= Text provided =
· · · · · · ·

Iterative Quantum Amplitude Estimation for Expected Shortfall

IQAE (Brassard et al., modified by Suzuki et al. 2020) computes the expectation of a function encoded as a quantum oracle without requiring quantum phase estimation, making it compatible with near-term hardware that lacks the depth for QPE. BNP Paribas used Qiskit Finance’s IterativeAmplitudeEstimation with the EstimationProblem wrapping the portfolio loss operator. The target accuracy was epsilon = 0.01 (1% relative error on the ES estimate), requiring approximately 200 IQAE iterations compared to 40,000 classical Monte Carlo samples for the same accuracy.

# Define estimation problem for Expected Shortfall at 97.5th percentile
# Threshold theta encodes the VaR level; ES averages losses above VaR

var_threshold = 0.0275  # normalized VaR at 97.5 percentile

# Objective circuit: marks states where portfolio loss exceeds VaR threshold
class PortfolioLossObjective(QuantumCircuit):
    def __init__(self, n_qubits, threshold):
        super().__init__(n_qubits + 1)
        self.threshold = threshold
        self.n_qubits = n_qubits

    def build(self):
        # Encode loss comparison into ancilla qubit
        # In practice: use comparator circuit from qiskit.circuit.library
        from qiskit.circuit.library import LinearAmplitudeFunction
        breakpoints = [self.threshold, 1.0]
        slopes = [1.0, 1.0]
        offsets = [-self.threshold, -self.threshold]
        return LinearAmplitudeFunction(
            self.n_qubits, slopes, offsets, domain=(0, 1),
            image=(0, 1), breakpoints=breakpoints
        )

· · · · · · ·

= Using the information =
1: According to the text on quantum amplitude estimation, about how many IQAE iterations were needed to reach the target accuracy?
2: Pick up the text on quantum amplitude estimation for Expected Shortfall after its last line and carry it forward.
The lines after this point are separate material, unrelated to the text on quantum amplitude estimation.

= Supplied information =
· · · · · · ·

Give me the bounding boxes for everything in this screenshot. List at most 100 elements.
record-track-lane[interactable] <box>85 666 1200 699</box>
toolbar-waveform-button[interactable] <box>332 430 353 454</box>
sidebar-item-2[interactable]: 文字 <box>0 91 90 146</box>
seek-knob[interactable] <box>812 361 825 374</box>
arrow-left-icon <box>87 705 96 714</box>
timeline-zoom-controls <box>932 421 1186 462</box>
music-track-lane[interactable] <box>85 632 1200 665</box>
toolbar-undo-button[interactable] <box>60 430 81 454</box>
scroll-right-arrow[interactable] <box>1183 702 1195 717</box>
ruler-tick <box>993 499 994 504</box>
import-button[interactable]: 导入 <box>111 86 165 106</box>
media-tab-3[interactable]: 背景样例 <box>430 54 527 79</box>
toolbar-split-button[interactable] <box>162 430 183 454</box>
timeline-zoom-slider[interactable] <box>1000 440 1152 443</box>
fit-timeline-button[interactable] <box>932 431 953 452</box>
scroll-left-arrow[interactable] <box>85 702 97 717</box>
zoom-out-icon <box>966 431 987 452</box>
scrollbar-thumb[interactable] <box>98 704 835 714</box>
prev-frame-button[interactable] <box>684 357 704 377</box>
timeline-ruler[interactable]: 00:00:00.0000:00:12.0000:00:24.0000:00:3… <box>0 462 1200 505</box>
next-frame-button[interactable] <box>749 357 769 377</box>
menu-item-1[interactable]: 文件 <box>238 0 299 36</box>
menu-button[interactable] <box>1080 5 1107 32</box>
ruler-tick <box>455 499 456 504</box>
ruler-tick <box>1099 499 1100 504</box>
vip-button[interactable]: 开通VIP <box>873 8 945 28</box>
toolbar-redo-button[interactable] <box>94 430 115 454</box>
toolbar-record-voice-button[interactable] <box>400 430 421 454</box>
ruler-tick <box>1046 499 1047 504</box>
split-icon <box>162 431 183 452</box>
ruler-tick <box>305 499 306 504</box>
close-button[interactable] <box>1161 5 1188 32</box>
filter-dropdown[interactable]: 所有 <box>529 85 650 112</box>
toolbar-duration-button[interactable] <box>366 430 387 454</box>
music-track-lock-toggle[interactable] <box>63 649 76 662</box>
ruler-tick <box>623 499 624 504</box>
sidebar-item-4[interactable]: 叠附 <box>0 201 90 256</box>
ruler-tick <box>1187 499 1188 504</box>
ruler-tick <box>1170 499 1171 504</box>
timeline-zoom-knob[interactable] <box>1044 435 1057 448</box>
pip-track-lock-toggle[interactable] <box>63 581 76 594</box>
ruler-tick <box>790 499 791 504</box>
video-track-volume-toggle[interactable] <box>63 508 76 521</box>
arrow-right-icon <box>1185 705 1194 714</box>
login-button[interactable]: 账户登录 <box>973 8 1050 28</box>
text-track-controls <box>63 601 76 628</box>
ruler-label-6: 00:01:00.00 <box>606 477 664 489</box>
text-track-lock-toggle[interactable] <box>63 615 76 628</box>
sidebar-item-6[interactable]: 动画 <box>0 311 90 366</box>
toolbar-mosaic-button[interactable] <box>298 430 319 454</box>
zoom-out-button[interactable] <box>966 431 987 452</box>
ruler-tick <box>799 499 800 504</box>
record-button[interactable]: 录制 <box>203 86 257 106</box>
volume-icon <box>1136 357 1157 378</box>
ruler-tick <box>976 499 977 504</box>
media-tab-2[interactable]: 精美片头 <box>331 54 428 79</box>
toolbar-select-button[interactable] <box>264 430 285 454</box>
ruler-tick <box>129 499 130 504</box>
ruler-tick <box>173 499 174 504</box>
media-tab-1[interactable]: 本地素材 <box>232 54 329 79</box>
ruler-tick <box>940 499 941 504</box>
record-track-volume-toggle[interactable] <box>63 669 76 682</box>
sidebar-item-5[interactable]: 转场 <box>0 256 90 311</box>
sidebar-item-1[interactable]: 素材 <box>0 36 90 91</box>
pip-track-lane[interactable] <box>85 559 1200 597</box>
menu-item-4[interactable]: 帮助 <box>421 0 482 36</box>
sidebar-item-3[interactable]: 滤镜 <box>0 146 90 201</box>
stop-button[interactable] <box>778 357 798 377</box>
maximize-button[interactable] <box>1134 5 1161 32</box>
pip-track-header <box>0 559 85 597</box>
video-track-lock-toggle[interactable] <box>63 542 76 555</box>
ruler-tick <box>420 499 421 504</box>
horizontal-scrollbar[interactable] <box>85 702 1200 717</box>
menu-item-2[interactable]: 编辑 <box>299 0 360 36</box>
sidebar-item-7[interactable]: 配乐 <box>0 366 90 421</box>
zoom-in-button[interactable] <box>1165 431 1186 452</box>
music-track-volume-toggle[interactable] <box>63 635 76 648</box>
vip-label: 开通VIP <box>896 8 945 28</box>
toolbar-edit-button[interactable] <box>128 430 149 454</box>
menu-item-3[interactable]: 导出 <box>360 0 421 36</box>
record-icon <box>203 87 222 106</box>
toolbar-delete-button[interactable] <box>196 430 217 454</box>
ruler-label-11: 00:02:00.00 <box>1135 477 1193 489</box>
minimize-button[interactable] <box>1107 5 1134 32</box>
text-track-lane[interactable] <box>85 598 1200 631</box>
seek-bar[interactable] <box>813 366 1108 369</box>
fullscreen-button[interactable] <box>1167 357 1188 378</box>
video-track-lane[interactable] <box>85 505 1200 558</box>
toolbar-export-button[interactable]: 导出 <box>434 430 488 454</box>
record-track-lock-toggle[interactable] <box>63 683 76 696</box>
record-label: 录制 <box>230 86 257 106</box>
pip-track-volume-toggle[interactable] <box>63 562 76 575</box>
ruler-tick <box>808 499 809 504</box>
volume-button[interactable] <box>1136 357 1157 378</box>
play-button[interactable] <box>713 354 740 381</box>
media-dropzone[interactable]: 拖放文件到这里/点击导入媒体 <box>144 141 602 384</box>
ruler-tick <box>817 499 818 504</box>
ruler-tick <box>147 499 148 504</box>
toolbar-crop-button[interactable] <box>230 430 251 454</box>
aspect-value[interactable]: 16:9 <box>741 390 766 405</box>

· · · · · · ·

= Responses by item number =
1: Approximately 200 iterations.

2:
# IQAE setup
sampler = Sampler(backend_options={"method": "statevector"})

iae = IterativeAmplitudeEstimation(
    epsilon_target=0.01,
    alpha=0.05,          # confidence level: 95%
    sampler=sampler
)

estimation_problem = EstimationProblem(
    state_preparation=gcim,
    objective_qubits=[gcim.num_qubits - 1],
)

result = iae.estimate(estimation_problem)
es_estimate = result.estimation
confidence_interval = result.confidence_interval_processed

print(f"Expected Shortfall (97.5%): {es_estimate:.4f}")
print(f"95% CI: [{confidence_interval[0]:.4f}, {confidence_interval[1]:.4f}]")
print(f"IQAE circuit evaluations: {result.num_oracle_queries}")

Regulatory Submission Workflow and Runtime Results

BNP Paribas ran the IQAE pipeline on AerSimulator (statevector mode) for validation and benchmarking against the classical Monte Carlo reference. The IQAE approach achieved the target 1% accuracy on the 3-factor demo model in 218 circuit evaluations, compared to 41,000 Monte Carlo samples for equivalent accuracy, a 188x reduction in the number of model evaluations. Scaled to the full 10-factor production model, the equivalent speedup translates to a reduction in compute time from 6 hours to approximately 45 minutes, assuming QPU execution at comparable per-circuit latency to HPC nodes.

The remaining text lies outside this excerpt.